## Extracted information

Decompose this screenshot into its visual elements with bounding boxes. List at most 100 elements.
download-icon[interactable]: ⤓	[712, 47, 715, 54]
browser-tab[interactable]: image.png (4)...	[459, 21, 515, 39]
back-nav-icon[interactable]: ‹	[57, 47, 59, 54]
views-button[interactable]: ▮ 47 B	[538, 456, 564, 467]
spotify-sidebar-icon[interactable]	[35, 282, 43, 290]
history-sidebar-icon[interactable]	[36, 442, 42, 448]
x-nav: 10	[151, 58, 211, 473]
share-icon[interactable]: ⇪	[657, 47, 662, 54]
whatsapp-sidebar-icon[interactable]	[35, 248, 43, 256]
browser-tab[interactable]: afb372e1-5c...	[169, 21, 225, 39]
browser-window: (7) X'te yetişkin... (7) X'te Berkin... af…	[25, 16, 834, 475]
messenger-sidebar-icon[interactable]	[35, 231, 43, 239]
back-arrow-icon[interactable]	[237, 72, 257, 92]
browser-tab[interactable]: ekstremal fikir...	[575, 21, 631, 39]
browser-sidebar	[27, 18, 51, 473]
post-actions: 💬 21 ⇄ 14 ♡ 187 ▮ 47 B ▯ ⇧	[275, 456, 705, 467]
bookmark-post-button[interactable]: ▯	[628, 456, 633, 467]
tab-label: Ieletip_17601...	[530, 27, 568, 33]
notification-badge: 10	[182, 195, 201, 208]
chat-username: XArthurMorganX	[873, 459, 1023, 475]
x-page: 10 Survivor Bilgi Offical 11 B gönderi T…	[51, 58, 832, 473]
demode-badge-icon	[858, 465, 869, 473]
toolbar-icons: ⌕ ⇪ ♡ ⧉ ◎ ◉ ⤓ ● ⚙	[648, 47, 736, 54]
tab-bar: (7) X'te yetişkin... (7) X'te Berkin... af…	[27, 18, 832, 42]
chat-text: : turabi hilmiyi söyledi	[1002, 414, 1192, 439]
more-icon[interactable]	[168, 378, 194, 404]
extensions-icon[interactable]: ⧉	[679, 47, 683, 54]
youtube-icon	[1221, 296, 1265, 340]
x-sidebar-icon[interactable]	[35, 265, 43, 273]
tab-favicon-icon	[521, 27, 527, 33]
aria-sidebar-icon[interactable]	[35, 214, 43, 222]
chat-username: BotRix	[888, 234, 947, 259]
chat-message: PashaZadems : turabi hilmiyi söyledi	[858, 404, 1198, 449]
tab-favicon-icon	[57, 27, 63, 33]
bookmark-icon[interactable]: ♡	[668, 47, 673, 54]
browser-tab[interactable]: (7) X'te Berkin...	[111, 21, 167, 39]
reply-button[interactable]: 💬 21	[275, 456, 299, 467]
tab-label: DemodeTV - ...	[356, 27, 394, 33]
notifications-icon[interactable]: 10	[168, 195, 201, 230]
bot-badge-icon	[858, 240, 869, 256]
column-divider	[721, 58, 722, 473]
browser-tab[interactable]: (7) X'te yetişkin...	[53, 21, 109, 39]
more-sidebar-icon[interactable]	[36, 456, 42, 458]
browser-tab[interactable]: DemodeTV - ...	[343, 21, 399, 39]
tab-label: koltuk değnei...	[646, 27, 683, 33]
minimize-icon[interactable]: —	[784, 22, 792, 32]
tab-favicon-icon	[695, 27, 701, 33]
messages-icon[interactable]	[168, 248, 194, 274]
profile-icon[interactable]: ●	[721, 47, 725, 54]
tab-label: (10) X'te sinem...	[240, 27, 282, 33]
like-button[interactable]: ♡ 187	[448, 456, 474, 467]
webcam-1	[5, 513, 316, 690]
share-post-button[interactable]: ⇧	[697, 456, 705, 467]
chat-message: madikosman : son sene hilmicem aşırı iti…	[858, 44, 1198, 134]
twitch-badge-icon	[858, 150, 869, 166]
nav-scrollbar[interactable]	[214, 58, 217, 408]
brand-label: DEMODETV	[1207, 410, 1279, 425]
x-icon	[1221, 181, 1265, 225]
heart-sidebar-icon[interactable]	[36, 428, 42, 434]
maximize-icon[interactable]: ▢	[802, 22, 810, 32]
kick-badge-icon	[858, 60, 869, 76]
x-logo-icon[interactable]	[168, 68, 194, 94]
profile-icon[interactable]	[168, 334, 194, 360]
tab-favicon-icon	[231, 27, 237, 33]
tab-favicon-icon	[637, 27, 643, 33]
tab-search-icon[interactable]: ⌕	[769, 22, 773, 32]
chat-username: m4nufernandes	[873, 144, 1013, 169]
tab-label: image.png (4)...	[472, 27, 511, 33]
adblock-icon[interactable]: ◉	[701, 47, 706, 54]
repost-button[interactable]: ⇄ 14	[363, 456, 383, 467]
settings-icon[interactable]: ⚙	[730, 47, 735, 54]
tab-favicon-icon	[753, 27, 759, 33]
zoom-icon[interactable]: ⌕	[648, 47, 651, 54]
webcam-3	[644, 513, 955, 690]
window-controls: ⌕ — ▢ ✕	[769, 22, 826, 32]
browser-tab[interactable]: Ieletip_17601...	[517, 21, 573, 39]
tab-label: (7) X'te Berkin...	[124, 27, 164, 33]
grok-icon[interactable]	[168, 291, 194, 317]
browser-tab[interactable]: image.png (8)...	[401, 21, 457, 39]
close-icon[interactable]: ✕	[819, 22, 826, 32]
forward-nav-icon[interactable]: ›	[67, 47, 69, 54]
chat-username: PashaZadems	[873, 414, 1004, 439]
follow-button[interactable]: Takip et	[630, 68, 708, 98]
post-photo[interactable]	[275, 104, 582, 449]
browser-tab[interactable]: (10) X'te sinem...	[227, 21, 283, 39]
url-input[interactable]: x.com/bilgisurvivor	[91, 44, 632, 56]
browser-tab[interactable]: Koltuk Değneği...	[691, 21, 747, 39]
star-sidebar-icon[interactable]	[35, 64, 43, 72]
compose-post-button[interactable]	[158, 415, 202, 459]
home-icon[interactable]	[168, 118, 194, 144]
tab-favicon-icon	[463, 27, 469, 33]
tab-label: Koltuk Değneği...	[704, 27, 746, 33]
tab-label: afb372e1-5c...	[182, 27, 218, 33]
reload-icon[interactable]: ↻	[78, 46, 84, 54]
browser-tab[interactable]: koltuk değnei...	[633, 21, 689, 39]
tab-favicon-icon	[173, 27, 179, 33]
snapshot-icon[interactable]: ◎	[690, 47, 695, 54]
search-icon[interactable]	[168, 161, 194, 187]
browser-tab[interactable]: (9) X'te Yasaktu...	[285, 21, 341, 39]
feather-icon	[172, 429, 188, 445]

## Set exercise
Copy the listing above line for line, keeping every character unchanged.

## Worked answer
Decompose this screenshot into its visual elements with bounding boxes. List at most 100 elements.
download-icon[interactable]: ⤓	[712, 47, 715, 54]
browser-tab[interactable]: image.png (4)...	[459, 21, 515, 39]
back-nav-icon[interactable]: ‹	[57, 47, 59, 54]
views-button[interactable]: ▮ 47 B	[538, 456, 564, 467]
spotify-sidebar-icon[interactable]	[35, 282, 43, 290]
history-sidebar-icon[interactable]	[36, 442, 42, 448]
x-nav: 10	[151, 58, 211, 473]
share-icon[interactable]: ⇪	[657, 47, 662, 54]
whatsapp-sidebar-icon[interactable]	[35, 248, 43, 256]
browser-tab[interactable]: afb372e1-5c...	[169, 21, 225, 39]
browser-window: (7) X'te yetişkin... (7) X'te Berkin... af…	[25, 16, 834, 475]
messenger-sidebar-icon[interactable]	[35, 231, 43, 239]
back-arrow-icon[interactable]	[237, 72, 257, 92]
browser-tab[interactable]: ekstremal fikir...	[575, 21, 631, 39]
browser-sidebar	[27, 18, 51, 473]
post-actions: 💬 21 ⇄ 14 ♡ 187 ▮ 47 B ▯ ⇧	[275, 456, 705, 467]
bookmark-post-button[interactable]: ▯	[628, 456, 633, 467]
tab-label: Ieletip_17601...	[530, 27, 568, 33]
notification-badge: 10	[182, 195, 201, 208]
chat-username: XArthurMorganX	[873, 459, 1023, 475]
x-page: 10 Survivor Bilgi Offical 11 B gönderi T…	[51, 58, 832, 473]
demode-badge-icon	[858, 465, 869, 473]
toolbar-icons: ⌕ ⇪ ♡ ⧉ ◎ ◉ ⤓ ● ⚙	[648, 47, 736, 54]
tab-bar: (7) X'te yetişkin... (7) X'te Berkin... af…	[27, 18, 832, 42]
chat-text: : turabi hilmiyi söyledi	[1002, 414, 1192, 439]
more-icon[interactable]	[168, 378, 194, 404]
extensions-icon[interactable]: ⧉	[679, 47, 683, 54]
youtube-icon	[1221, 296, 1265, 340]
x-sidebar-icon[interactable]	[35, 265, 43, 273]
tab-favicon-icon	[521, 27, 527, 33]
aria-sidebar-icon[interactable]	[35, 214, 43, 222]
chat-username: BotRix	[888, 234, 947, 259]
chat-message: PashaZadems : turabi hilmiyi söyledi	[858, 404, 1198, 449]
tab-favicon-icon	[57, 27, 63, 33]
bookmark-icon[interactable]: ♡	[668, 47, 673, 54]
browser-tab[interactable]: (7) X'te Berkin...	[111, 21, 167, 39]
reply-button[interactable]: 💬 21	[275, 456, 299, 467]
tab-label: DemodeTV - ...	[356, 27, 394, 33]
notifications-icon[interactable]: 10	[168, 195, 201, 230]
bot-badge-icon	[858, 240, 869, 256]
column-divider	[721, 58, 722, 473]
browser-tab[interactable]: (7) X'te yetişkin...	[53, 21, 109, 39]
more-sidebar-icon[interactable]	[36, 456, 42, 458]
browser-tab[interactable]: DemodeTV - ...	[343, 21, 399, 39]
tab-label: koltuk değnei...	[646, 27, 683, 33]
minimize-icon[interactable]: —	[784, 22, 792, 32]
tab-favicon-icon	[695, 27, 701, 33]
messages-icon[interactable]	[168, 248, 194, 274]
profile-icon[interactable]: ●	[721, 47, 725, 54]
tab-label: (10) X'te sinem...	[240, 27, 282, 33]
like-button[interactable]: ♡ 187	[448, 456, 474, 467]
webcam-1	[5, 513, 316, 690]
share-post-button[interactable]: ⇧	[697, 456, 705, 467]
chat-message: madikosman : son sene hilmicem aşırı iti…	[858, 44, 1198, 134]
twitch-badge-icon	[858, 150, 869, 166]
nav-scrollbar[interactable]	[214, 58, 217, 408]
brand-label: DEMODETV	[1207, 410, 1279, 425]
x-icon	[1221, 181, 1265, 225]
heart-sidebar-icon[interactable]	[36, 428, 42, 434]
maximize-icon[interactable]: ▢	[802, 22, 810, 32]
kick-badge-icon	[858, 60, 869, 76]
x-logo-icon[interactable]	[168, 68, 194, 94]
profile-icon[interactable]	[168, 334, 194, 360]
tab-favicon-icon	[231, 27, 237, 33]
tab-favicon-icon	[637, 27, 643, 33]
tab-search-icon[interactable]: ⌕	[769, 22, 773, 32]
chat-username: m4nufernandes	[873, 144, 1013, 169]
tab-label: image.png (4)...	[472, 27, 511, 33]
adblock-icon[interactable]: ◉	[701, 47, 706, 54]
repost-button[interactable]: ⇄ 14	[363, 456, 383, 467]
settings-icon[interactable]: ⚙	[730, 47, 735, 54]
tab-favicon-icon	[753, 27, 759, 33]
zoom-icon[interactable]: ⌕	[648, 47, 651, 54]
webcam-3	[644, 513, 955, 690]
window-controls: ⌕ — ▢ ✕	[769, 22, 826, 32]
browser-tab[interactable]: Ieletip_17601...	[517, 21, 573, 39]
tab-label: (7) X'te Berkin...	[124, 27, 164, 33]
grok-icon[interactable]	[168, 291, 194, 317]
browser-tab[interactable]: image.png (8)...	[401, 21, 457, 39]
close-icon[interactable]: ✕	[819, 22, 826, 32]
forward-nav-icon[interactable]: ›	[67, 47, 69, 54]
chat-username: PashaZadems	[873, 414, 1004, 439]
follow-button[interactable]: Takip et	[630, 68, 708, 98]
post-photo[interactable]	[275, 104, 582, 449]
browser-tab[interactable]: (10) X'te sinem...	[227, 21, 283, 39]
url-input[interactable]: x.com/bilgisurvivor	[91, 44, 632, 56]
browser-tab[interactable]: Koltuk Değneği...	[691, 21, 747, 39]
star-sidebar-icon[interactable]	[35, 64, 43, 72]
compose-post-button[interactable]	[158, 415, 202, 459]
home-icon[interactable]	[168, 118, 194, 144]
tab-favicon-icon	[463, 27, 469, 33]
tab-label: Koltuk Değneği...	[704, 27, 746, 33]
tab-label: afb372e1-5c...	[182, 27, 218, 33]
reload-icon[interactable]: ↻	[78, 46, 84, 54]
browser-tab[interactable]: koltuk değnei...	[633, 21, 689, 39]
tab-favicon-icon	[173, 27, 179, 33]
snapshot-icon[interactable]: ◎	[690, 47, 695, 54]
search-icon[interactable]	[168, 161, 194, 187]
browser-tab[interactable]: (9) X'te Yasaktu...	[285, 21, 341, 39]
feather-icon	[172, 429, 188, 445]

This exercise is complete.